> The exercise
In the records that follow, locate every line with "name" and extract it.

* BEGIN *

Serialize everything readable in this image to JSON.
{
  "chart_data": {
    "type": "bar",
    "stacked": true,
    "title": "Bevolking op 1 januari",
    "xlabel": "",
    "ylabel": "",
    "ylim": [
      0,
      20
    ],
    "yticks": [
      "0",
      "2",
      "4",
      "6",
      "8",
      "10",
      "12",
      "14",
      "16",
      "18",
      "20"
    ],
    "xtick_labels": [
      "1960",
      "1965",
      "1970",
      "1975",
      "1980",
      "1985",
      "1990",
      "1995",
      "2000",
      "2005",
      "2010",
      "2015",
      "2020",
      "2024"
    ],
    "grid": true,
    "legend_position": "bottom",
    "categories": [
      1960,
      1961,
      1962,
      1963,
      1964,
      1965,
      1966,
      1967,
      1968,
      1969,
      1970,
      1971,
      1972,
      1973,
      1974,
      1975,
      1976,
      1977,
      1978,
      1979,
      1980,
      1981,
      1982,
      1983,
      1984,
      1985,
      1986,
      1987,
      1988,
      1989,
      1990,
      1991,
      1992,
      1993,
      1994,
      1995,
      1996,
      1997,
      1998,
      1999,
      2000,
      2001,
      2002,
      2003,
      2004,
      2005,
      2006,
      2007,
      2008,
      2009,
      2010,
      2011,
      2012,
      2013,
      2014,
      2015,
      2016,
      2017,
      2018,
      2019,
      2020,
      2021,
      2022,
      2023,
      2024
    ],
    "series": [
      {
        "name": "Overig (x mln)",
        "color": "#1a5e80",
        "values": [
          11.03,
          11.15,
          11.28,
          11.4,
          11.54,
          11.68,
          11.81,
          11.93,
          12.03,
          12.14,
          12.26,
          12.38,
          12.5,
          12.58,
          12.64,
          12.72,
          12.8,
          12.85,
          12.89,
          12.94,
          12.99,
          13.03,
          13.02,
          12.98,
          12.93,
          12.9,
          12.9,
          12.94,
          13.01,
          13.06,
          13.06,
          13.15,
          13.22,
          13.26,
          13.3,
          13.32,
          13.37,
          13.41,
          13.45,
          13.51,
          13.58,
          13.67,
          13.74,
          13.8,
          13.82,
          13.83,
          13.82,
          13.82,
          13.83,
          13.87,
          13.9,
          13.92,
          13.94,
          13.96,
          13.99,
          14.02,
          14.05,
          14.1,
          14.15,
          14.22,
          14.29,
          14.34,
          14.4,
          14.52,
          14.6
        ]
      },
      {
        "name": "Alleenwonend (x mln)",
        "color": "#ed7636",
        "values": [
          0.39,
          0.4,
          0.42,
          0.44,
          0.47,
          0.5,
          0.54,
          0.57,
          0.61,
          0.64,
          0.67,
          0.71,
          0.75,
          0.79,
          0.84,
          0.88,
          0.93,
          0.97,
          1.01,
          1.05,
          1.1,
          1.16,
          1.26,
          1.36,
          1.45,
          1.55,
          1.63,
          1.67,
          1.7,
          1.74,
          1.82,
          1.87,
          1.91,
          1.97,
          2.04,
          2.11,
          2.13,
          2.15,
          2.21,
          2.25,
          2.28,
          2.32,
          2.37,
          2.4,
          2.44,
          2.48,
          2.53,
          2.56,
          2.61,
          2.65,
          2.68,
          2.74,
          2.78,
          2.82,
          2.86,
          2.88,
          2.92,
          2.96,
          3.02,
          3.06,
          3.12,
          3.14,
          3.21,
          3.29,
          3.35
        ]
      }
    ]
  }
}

* END *

> The result
        "name": "Overig (x mln)",
        "name": "Alleenwonend (x mln)",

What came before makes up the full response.